#### EXERCISE DIRECTIONS:
Rewrite the material between the lines holding "dim-label-diameter-47: Ø47 [170,401,253,450]" and "dimension-spout-height: 75 [440,285,863,479]", inclusive, replacing "dim-label" with "dim-text" and leaving everything else unchanged.

#### MATERIAL:
---

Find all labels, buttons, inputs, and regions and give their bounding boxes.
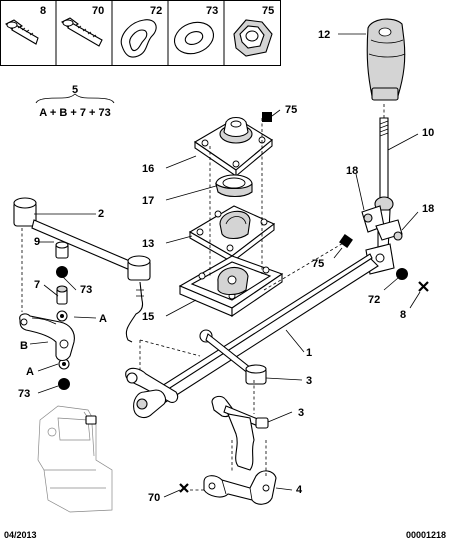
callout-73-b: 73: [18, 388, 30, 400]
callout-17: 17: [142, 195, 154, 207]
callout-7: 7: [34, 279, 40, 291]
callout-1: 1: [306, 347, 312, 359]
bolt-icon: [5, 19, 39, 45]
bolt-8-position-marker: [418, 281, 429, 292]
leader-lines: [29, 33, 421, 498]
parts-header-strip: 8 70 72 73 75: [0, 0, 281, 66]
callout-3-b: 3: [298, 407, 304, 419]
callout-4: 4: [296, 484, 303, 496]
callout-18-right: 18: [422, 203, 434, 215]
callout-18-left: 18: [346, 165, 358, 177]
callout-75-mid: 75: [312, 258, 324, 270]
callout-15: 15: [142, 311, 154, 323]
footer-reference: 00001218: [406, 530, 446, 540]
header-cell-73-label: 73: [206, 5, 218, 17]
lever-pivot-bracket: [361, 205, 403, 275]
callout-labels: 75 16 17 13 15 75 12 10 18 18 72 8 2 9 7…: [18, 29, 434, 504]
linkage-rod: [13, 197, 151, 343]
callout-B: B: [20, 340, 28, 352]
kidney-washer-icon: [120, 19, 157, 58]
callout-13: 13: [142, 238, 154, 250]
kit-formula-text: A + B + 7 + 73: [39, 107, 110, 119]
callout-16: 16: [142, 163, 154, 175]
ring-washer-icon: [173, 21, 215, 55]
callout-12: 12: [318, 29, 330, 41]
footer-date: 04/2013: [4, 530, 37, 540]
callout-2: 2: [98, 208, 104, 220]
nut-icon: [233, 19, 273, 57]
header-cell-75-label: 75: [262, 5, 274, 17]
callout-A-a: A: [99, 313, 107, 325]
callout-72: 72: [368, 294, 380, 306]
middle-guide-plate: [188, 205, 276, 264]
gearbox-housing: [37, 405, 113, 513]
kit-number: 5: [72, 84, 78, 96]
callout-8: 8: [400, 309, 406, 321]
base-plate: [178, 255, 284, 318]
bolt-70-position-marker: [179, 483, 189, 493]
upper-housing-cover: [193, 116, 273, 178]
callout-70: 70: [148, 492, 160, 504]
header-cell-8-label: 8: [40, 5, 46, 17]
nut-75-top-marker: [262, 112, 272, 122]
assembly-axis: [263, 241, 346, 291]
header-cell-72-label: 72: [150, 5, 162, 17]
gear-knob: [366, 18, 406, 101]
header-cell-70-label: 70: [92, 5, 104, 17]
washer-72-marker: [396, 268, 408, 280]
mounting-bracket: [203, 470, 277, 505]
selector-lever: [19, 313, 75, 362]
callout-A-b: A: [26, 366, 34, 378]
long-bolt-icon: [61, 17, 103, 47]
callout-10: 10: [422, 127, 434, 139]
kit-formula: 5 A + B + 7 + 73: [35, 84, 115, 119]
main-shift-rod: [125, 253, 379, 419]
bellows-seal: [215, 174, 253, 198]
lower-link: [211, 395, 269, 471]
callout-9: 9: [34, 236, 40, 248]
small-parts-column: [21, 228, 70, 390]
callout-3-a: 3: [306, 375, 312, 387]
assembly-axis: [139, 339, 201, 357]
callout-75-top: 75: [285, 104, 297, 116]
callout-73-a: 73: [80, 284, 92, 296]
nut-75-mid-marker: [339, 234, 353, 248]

---

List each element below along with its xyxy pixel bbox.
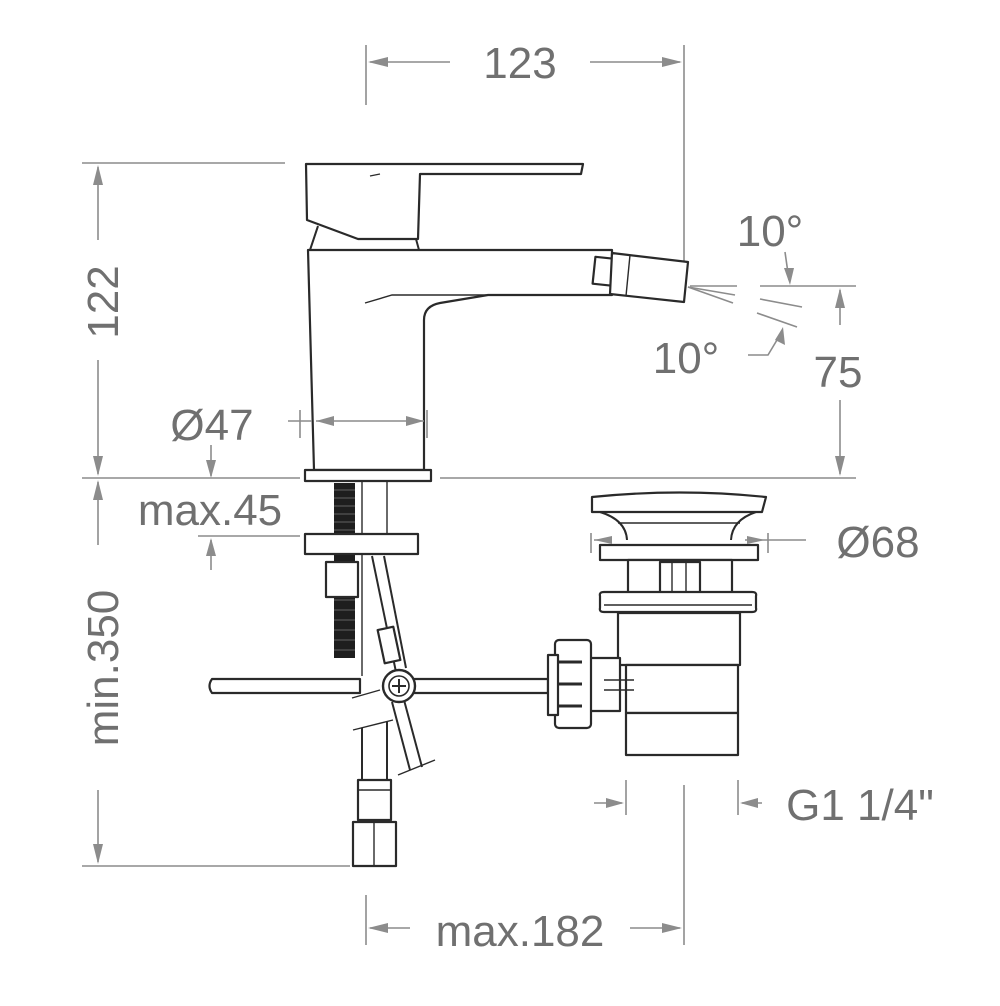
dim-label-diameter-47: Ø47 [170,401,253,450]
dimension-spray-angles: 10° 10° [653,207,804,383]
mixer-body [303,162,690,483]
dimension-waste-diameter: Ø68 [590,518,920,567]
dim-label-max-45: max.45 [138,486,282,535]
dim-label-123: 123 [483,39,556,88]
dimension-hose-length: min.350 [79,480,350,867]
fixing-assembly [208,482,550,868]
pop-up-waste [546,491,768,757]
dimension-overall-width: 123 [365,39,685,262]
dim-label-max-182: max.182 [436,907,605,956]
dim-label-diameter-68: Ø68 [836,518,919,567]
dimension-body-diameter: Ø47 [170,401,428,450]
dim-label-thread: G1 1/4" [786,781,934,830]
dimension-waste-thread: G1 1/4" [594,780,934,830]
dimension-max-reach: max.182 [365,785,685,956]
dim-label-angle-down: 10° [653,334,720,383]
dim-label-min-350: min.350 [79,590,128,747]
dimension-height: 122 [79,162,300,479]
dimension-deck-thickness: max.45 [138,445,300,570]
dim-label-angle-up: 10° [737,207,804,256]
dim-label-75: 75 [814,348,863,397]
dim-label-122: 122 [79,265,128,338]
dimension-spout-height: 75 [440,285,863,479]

---

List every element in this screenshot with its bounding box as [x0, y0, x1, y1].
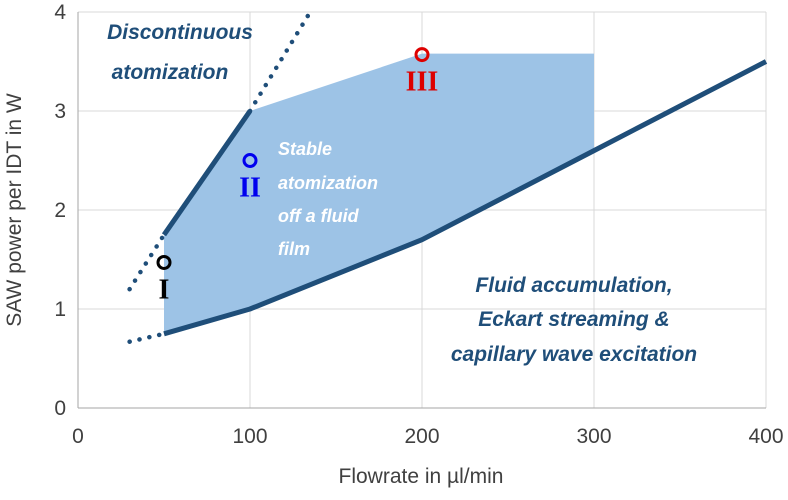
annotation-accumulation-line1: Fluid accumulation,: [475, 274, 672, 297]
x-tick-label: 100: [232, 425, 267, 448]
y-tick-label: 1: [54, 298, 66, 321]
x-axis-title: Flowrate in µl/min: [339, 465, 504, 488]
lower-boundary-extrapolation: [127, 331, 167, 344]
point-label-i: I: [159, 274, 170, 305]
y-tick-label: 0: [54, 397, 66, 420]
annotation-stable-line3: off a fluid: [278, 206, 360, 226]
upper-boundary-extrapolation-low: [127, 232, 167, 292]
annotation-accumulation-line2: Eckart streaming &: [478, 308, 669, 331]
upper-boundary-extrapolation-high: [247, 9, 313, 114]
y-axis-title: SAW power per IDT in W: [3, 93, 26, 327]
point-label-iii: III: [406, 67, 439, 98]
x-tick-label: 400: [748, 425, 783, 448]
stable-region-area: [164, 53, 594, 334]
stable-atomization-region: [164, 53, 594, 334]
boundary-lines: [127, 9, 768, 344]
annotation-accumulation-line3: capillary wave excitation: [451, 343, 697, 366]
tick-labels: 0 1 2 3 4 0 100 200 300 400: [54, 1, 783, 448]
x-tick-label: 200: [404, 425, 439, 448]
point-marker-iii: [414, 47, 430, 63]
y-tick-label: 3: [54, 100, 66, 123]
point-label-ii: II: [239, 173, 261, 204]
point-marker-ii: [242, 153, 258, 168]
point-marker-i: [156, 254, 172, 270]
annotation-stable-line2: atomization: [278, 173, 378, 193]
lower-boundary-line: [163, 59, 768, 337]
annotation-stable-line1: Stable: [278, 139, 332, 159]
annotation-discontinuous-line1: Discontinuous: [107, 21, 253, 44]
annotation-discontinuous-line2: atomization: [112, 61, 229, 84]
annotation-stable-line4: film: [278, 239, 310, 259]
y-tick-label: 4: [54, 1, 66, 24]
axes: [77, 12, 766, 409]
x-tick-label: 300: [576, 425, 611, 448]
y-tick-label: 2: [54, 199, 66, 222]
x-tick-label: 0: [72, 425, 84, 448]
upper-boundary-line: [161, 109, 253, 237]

---

#### OUTPUT OF THE TASK:
dim-text-diameter-47: Ø47 [170,401,253,450]
dimension-spray-angles: 10° 10° [653,207,804,383]
mixer-body [303,162,690,483]
dimension-waste-diameter: Ø68 [590,518,920,567]
dim-text-max-45: max.45 [138,486,282,535]
dim-text-123: 123 [483,39,556,88]
dimension-hose-length: min.350 [79,480,350,867]
fixing-assembly [208,482,550,868]
pop-up-waste [546,491,768,757]
dimension-overall-width: 123 [365,39,685,262]
dim-text-max-182: max.182 [436,907,605,956]
dim-text-diameter-68: Ø68 [836,518,919,567]
dimension-body-diameter: Ø47 [170,401,428,450]
dim-text-thread: G1 1/4" [786,781,934,830]
dimension-waste-thread: G1 1/4" [594,780,934,830]
dimension-max-reach: max.182 [365,785,685,956]
dim-text-angle-down: 10° [653,334,720,383]
dim-text-min-350: min.350 [79,590,128,747]
dimension-height: 122 [79,162,300,479]
dimension-deck-thickness: max.45 [138,445,300,570]
dim-text-angle-up: 10° [737,207,804,256]
dim-text-75: 75 [814,348,863,397]
dim-text-122: 122 [79,265,128,338]
dimension-spout-height: 75 [440,285,863,479]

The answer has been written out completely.